▸ **THE EXERCISE**:
Look through the data below. Pick out the lines holding the string "structured".

▸ **PROVIDED INFORMATION**:
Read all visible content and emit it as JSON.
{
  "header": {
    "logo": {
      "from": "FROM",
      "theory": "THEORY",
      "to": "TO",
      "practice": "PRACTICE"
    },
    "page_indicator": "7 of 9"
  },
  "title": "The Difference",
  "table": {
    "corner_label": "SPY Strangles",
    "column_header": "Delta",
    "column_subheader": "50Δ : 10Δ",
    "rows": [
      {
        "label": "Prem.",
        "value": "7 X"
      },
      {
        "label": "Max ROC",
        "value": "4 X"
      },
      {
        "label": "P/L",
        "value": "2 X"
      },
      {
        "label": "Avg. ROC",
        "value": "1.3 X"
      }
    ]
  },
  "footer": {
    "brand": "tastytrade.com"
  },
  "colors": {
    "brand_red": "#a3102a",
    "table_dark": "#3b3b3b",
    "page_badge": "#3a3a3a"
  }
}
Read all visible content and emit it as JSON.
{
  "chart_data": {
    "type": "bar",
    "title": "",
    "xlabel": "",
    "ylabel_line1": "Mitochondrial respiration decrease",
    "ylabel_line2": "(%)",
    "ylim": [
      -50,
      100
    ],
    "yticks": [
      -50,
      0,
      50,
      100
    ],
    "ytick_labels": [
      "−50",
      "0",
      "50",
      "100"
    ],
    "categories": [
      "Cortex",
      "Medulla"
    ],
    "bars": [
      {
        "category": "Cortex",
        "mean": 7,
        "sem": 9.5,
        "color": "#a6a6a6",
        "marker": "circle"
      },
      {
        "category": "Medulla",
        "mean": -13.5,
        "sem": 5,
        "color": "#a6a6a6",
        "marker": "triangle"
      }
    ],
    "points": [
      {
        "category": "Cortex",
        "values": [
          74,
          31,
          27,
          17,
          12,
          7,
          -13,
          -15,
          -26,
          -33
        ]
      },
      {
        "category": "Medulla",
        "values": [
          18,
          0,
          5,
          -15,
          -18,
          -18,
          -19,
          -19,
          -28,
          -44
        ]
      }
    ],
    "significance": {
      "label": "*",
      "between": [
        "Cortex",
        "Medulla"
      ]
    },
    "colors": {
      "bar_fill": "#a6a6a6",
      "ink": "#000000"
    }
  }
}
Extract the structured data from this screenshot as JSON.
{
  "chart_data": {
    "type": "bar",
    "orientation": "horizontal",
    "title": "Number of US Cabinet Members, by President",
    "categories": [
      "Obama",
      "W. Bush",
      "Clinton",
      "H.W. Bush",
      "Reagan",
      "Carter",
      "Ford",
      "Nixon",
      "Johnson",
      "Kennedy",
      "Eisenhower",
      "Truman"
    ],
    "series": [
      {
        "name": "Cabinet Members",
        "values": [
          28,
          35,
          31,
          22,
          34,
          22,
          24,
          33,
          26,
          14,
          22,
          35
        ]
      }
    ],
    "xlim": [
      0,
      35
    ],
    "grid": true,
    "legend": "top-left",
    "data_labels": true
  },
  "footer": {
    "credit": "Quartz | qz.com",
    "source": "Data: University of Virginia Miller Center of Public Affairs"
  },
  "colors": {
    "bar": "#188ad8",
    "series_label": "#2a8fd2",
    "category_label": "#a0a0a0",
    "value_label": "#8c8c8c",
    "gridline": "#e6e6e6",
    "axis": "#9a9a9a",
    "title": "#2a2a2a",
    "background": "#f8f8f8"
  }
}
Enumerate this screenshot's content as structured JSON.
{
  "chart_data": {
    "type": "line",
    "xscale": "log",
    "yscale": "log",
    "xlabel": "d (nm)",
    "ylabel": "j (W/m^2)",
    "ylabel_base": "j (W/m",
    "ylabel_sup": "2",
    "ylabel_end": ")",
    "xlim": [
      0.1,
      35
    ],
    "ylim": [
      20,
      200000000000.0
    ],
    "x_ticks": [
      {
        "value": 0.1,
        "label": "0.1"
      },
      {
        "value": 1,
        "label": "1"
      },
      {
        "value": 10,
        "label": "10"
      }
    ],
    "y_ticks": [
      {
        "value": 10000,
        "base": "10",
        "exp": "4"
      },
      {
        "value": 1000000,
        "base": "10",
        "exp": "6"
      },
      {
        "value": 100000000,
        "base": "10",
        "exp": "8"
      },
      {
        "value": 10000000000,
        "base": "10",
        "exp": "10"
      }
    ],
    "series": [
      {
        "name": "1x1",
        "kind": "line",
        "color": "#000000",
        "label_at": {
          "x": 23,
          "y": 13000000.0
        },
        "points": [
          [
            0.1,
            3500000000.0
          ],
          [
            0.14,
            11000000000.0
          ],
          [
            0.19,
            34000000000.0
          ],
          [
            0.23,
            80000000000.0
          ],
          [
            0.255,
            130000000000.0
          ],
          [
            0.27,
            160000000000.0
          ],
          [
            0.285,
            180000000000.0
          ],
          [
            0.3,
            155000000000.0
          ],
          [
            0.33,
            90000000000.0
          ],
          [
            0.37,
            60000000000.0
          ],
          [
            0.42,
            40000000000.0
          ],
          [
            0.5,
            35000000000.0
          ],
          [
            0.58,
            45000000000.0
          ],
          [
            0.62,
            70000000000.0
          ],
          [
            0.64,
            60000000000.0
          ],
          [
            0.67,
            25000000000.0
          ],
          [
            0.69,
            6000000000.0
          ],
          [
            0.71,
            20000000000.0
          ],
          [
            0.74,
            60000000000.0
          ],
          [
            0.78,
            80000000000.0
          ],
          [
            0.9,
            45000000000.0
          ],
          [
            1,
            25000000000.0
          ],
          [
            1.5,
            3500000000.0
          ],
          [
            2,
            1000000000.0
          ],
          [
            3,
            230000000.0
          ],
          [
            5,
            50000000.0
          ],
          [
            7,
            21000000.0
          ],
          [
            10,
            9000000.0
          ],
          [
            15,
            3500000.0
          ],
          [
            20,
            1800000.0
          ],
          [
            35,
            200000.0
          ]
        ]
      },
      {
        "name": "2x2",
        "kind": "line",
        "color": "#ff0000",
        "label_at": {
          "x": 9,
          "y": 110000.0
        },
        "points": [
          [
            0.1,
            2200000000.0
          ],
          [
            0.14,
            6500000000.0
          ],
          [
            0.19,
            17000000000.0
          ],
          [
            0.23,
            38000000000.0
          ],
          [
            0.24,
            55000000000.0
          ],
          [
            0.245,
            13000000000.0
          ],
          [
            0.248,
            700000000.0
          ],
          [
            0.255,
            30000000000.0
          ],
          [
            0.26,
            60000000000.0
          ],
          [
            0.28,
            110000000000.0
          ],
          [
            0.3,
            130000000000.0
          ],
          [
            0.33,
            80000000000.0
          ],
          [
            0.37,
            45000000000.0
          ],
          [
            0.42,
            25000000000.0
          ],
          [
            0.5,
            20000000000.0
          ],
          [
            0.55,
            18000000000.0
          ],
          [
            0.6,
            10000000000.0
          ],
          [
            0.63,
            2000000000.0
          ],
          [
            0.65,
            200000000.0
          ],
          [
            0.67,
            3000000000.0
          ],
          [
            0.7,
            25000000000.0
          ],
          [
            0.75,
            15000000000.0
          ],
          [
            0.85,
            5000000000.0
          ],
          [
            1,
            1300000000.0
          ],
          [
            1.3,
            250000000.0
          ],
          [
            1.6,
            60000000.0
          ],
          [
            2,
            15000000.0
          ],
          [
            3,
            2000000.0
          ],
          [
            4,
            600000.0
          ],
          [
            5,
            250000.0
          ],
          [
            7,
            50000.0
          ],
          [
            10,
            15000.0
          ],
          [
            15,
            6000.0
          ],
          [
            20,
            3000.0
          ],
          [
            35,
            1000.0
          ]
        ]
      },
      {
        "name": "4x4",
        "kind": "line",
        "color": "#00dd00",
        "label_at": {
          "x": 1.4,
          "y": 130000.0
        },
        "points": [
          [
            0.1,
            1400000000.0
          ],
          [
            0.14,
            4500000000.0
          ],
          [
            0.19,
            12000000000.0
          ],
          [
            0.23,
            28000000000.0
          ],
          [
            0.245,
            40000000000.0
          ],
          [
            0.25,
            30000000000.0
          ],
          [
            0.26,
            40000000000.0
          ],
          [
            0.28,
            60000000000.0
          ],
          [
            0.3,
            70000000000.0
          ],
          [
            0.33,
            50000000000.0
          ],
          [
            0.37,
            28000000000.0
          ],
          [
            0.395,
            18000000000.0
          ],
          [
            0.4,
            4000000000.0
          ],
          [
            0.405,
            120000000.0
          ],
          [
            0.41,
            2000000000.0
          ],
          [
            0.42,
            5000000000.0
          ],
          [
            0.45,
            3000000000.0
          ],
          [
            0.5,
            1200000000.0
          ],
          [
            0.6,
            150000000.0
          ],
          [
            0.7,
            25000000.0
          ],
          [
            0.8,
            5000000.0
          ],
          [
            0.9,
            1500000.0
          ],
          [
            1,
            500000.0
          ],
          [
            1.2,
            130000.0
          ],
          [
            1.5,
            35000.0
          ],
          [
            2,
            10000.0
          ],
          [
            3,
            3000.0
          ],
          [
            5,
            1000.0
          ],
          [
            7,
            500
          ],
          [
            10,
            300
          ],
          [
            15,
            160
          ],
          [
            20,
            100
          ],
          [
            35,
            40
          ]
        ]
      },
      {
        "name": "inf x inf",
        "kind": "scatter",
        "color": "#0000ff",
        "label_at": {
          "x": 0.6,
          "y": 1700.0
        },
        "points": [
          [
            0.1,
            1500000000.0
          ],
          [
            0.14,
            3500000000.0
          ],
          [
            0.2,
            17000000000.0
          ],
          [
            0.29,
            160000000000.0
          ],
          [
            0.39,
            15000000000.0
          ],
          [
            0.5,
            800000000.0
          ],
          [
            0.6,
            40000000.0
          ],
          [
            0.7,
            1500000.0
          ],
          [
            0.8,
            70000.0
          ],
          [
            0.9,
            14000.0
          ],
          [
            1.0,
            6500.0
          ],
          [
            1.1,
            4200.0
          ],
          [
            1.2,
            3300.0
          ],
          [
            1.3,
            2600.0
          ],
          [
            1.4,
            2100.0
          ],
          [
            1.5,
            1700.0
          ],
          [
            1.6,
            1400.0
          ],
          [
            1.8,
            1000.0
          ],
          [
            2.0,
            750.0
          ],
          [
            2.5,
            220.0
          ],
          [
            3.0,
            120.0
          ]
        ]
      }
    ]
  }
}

▸ **WRITTEN RESPONSE**:
Extract the structured data from this screenshot as JSON.
Enumerate this screenshot's content as structured JSON.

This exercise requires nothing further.